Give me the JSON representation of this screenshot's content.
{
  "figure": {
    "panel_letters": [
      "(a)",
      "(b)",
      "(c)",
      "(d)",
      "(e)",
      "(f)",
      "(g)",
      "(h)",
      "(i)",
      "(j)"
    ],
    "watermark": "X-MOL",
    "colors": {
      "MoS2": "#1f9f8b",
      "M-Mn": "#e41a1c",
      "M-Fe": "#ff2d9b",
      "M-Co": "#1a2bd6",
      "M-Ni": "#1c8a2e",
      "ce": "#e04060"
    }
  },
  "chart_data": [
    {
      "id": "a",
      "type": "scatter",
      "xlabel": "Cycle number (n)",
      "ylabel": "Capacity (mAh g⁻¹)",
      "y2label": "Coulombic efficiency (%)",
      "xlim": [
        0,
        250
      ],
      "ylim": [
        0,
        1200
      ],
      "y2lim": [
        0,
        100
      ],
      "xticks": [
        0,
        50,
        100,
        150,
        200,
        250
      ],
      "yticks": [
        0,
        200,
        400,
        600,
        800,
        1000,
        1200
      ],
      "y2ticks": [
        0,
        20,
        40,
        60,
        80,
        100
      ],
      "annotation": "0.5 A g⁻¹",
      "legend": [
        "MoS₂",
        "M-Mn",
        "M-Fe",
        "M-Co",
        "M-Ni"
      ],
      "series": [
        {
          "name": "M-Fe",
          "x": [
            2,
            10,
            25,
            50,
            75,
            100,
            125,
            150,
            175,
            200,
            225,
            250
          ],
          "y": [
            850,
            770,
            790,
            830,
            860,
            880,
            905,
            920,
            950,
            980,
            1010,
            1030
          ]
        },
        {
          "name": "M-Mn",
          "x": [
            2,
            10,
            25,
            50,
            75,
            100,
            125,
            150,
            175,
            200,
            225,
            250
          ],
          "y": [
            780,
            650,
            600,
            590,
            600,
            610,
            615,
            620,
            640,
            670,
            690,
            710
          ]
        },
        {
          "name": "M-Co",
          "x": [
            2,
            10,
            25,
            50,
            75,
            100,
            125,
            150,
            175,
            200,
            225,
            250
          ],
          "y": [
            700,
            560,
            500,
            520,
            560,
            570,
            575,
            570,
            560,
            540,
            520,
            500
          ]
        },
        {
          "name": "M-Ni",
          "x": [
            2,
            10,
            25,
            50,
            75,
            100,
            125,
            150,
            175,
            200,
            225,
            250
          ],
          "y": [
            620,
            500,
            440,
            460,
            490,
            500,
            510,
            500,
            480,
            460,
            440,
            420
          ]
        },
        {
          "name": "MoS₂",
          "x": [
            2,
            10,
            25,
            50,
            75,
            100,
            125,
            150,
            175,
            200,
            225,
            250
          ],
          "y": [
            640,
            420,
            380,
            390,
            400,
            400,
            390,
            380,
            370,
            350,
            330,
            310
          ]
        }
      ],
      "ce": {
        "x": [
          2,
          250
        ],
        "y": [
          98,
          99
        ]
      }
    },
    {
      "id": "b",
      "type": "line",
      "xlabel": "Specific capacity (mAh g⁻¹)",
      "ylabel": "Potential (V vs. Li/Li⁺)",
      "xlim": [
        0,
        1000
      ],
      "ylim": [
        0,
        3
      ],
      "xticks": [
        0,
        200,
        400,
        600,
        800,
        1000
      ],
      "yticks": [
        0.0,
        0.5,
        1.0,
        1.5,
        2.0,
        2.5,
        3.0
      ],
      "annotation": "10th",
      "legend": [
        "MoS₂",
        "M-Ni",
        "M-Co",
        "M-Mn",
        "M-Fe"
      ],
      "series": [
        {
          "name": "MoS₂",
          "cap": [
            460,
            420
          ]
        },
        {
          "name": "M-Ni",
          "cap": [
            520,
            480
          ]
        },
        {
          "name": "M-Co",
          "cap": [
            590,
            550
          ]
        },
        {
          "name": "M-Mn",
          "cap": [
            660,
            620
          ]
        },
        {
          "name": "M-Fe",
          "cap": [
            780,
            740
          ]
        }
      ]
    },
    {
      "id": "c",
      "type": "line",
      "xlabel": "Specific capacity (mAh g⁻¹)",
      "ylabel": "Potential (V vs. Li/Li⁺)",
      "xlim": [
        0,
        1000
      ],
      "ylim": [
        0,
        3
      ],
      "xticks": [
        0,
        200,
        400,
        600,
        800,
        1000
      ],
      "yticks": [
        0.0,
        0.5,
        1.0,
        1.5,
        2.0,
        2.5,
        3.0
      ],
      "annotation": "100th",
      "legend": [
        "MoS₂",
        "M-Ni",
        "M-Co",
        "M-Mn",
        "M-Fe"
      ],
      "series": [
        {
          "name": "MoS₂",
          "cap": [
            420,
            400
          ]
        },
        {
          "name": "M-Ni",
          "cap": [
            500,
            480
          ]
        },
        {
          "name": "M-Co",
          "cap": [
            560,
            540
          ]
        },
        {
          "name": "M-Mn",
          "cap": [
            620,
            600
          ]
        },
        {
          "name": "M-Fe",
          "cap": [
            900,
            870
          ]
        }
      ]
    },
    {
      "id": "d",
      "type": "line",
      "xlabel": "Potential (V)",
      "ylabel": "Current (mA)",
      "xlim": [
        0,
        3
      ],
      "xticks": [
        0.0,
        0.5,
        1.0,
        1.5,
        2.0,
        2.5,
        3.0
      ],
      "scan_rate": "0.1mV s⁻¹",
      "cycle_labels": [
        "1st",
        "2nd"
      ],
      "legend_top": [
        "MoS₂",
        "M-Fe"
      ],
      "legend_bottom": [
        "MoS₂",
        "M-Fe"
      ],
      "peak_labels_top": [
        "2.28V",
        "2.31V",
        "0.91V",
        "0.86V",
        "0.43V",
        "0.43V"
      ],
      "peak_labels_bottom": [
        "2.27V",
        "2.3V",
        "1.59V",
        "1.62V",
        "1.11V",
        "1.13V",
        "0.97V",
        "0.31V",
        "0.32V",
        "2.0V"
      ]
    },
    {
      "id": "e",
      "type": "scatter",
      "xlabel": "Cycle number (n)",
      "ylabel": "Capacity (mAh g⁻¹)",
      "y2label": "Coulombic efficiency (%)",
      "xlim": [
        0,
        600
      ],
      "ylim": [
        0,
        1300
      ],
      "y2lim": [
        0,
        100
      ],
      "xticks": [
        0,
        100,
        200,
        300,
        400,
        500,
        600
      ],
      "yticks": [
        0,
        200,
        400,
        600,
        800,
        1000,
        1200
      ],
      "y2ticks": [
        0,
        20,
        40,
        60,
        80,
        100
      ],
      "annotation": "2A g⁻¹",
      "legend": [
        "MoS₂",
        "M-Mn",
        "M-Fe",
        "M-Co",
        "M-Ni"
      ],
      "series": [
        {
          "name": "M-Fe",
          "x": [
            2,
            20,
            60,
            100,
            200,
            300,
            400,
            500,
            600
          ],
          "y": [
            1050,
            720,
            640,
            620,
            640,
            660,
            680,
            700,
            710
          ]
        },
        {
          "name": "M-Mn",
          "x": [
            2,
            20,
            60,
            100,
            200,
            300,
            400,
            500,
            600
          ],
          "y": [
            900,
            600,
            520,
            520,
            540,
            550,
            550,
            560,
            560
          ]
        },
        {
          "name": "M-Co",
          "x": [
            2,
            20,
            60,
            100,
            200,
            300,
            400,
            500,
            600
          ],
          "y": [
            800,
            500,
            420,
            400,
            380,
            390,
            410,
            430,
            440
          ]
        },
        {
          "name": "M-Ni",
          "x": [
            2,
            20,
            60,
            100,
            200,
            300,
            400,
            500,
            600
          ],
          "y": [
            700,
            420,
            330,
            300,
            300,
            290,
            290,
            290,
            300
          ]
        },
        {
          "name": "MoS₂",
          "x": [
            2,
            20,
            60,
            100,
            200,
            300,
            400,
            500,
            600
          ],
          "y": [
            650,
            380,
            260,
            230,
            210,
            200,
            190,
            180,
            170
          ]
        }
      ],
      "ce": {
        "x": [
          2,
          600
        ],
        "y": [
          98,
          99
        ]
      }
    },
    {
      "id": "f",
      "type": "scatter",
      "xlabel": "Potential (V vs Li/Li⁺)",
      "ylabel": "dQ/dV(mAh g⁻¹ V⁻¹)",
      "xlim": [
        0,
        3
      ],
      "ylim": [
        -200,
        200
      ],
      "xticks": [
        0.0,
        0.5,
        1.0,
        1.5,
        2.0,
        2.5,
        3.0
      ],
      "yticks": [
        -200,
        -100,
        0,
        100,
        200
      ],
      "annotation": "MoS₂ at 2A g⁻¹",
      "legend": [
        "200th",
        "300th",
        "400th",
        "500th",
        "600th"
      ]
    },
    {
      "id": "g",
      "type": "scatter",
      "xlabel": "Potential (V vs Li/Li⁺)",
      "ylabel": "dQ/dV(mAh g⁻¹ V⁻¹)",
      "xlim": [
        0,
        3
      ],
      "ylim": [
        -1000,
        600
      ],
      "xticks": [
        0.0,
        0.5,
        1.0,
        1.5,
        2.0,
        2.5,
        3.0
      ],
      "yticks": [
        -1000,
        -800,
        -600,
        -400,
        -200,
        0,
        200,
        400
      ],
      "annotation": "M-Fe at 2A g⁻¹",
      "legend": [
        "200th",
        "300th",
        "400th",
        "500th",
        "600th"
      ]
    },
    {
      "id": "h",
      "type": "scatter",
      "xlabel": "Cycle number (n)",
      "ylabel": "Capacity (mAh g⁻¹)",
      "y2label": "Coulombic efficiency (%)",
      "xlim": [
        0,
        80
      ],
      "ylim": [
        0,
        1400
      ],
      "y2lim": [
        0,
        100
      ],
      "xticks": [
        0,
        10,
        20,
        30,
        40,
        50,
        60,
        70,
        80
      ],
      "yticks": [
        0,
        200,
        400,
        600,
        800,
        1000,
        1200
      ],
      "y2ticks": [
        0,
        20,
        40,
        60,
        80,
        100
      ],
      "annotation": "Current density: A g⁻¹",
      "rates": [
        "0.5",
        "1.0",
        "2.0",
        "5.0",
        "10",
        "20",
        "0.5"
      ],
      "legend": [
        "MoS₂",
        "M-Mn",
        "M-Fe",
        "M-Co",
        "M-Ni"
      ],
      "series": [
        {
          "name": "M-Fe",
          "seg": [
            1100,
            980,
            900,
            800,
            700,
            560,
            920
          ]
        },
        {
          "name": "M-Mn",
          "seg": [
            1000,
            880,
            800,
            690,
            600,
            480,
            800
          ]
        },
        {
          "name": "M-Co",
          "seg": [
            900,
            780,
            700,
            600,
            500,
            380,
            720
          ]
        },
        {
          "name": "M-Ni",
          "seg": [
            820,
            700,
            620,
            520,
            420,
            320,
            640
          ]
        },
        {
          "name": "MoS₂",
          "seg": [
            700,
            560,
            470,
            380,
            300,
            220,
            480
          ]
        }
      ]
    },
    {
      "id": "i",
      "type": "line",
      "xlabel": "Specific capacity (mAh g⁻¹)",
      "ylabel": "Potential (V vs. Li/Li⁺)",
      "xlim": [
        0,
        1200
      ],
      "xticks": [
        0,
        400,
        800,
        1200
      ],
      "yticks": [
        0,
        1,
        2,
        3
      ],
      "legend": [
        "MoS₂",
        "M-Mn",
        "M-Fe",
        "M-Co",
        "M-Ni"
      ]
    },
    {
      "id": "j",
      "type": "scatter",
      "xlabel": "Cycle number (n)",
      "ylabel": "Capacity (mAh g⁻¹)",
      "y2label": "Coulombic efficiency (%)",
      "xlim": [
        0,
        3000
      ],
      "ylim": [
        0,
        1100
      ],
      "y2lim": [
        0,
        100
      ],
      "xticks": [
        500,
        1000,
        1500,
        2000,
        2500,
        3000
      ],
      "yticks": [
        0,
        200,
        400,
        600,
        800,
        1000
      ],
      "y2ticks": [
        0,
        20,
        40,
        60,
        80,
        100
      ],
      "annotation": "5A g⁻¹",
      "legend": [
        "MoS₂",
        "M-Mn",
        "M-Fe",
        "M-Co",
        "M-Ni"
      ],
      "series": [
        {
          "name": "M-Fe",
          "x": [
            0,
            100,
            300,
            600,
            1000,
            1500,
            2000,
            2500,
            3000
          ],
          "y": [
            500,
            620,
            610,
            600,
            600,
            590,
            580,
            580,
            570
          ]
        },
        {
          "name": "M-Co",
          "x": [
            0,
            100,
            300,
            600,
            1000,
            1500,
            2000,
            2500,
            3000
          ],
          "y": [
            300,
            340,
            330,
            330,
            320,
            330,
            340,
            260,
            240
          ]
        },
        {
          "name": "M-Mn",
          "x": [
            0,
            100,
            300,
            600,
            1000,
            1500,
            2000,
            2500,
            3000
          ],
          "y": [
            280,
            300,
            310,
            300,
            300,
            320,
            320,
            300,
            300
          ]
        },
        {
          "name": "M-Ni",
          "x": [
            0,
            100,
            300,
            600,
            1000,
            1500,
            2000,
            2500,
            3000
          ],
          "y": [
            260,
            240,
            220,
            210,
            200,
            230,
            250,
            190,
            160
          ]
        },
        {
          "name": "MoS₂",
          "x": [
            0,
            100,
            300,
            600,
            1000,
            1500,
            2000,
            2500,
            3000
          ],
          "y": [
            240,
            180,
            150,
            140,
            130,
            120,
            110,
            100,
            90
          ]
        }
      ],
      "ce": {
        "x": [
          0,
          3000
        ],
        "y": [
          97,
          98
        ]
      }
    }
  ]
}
==========
Problem to solve: Where a line holds the string "Current", copy that line.

Worked answer:
      "ylabel": "Current (mA)",
      "annotation": "Current density: A g⁻¹",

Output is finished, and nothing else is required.